*WRITTEN EXERCISE*:
Please find all lines in the data that hold the string "false" and copy them.

Chart and figure data:
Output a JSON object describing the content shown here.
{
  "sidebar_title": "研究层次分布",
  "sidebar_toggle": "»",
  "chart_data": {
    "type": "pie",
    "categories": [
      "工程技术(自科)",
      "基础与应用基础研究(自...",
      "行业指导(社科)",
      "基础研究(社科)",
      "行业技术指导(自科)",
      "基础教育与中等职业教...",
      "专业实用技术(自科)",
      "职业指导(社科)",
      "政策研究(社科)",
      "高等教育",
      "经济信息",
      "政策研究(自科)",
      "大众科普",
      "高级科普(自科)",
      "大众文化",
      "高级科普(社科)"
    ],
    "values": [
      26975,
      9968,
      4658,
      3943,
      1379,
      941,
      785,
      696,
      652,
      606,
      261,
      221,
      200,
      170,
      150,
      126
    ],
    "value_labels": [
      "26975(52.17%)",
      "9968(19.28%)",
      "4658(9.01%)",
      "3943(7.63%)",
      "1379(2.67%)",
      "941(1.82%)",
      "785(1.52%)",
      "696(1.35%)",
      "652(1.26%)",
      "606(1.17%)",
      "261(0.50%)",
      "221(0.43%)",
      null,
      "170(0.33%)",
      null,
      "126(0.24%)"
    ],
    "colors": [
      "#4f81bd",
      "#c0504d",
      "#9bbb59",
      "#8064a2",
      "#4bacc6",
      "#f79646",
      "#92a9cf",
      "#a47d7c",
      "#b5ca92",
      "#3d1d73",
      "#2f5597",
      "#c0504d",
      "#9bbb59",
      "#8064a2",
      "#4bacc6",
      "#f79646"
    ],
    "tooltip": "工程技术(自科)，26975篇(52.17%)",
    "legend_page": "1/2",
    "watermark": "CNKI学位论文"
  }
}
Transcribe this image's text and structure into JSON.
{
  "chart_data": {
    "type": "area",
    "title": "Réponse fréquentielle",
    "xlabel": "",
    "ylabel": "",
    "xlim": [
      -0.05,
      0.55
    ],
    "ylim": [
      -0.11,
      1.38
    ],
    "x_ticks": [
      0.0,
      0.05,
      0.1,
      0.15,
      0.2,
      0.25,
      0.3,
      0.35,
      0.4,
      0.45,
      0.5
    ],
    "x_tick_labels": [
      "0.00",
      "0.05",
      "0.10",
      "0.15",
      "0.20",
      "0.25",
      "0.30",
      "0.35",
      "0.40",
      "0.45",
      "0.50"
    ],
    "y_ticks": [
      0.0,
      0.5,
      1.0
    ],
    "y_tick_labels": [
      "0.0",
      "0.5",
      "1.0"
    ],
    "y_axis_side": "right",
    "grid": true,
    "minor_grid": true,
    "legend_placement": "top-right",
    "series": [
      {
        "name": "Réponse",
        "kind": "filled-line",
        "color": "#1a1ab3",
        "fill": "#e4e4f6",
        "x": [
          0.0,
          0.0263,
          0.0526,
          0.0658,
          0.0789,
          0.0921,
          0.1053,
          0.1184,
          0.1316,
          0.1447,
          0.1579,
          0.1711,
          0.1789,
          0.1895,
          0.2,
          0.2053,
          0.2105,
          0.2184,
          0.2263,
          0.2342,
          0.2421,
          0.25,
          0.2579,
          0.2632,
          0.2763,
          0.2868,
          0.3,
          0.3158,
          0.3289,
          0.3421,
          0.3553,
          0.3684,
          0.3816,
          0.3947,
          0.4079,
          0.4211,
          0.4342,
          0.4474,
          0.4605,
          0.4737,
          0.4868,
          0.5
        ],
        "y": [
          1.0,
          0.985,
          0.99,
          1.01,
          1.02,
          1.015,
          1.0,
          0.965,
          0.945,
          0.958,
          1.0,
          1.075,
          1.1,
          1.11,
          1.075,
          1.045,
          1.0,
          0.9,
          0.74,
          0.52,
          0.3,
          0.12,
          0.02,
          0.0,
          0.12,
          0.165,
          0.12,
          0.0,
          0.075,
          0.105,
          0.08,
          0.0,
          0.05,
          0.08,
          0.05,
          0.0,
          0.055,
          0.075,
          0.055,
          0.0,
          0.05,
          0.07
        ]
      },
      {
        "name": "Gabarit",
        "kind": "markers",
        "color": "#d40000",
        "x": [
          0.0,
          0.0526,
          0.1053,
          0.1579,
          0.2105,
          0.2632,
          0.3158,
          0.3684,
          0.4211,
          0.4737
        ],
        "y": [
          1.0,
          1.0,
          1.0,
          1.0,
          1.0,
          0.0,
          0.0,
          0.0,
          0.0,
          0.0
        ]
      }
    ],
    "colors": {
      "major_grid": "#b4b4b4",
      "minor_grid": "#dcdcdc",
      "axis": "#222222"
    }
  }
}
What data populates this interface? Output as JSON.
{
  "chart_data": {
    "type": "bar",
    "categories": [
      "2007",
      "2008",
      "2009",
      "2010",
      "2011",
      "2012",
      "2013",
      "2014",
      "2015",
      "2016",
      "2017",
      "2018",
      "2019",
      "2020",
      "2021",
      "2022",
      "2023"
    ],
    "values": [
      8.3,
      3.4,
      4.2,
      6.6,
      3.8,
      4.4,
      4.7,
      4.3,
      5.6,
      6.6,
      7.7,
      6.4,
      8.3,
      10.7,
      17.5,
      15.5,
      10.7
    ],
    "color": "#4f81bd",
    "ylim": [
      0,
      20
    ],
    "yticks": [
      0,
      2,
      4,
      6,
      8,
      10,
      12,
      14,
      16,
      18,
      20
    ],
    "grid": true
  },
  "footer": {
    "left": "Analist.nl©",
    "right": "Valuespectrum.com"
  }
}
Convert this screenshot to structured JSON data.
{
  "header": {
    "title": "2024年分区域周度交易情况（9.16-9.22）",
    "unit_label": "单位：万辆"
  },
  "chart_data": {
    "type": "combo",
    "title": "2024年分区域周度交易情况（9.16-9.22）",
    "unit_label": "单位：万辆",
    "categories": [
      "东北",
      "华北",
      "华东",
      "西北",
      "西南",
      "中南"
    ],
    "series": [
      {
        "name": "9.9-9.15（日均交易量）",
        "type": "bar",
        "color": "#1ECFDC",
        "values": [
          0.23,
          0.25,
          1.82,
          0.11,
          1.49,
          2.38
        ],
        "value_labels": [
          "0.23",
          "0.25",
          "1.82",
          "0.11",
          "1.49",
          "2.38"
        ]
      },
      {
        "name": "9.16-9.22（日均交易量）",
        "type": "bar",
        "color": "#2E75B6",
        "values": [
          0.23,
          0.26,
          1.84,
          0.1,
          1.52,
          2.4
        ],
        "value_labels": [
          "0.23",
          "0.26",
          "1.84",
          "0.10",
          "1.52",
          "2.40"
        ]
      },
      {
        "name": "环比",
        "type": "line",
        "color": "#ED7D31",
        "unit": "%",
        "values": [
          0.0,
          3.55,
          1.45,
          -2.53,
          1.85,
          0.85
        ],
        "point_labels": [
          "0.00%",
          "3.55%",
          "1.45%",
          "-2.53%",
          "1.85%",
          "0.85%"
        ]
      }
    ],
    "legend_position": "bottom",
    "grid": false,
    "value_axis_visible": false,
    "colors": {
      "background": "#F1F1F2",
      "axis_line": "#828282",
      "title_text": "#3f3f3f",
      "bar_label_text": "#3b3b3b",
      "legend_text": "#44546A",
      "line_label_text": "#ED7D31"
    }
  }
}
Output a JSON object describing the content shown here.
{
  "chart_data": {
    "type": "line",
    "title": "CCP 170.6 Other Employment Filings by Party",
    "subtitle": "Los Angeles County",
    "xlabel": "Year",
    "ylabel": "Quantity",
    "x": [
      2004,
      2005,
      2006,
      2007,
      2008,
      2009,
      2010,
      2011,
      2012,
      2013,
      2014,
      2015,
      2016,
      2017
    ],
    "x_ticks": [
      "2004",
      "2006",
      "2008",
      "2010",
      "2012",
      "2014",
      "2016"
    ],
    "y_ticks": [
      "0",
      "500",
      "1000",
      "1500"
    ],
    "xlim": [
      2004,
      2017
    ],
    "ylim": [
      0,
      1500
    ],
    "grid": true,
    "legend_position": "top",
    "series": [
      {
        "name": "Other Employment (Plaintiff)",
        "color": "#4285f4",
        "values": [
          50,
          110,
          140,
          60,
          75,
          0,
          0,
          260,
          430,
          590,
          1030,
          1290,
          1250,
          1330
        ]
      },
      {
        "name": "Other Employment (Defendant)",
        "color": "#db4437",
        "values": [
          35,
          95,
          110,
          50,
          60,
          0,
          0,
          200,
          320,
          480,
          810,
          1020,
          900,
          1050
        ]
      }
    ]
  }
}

*RESULT*:
    "grid": false,
    "value_axis_visible": false,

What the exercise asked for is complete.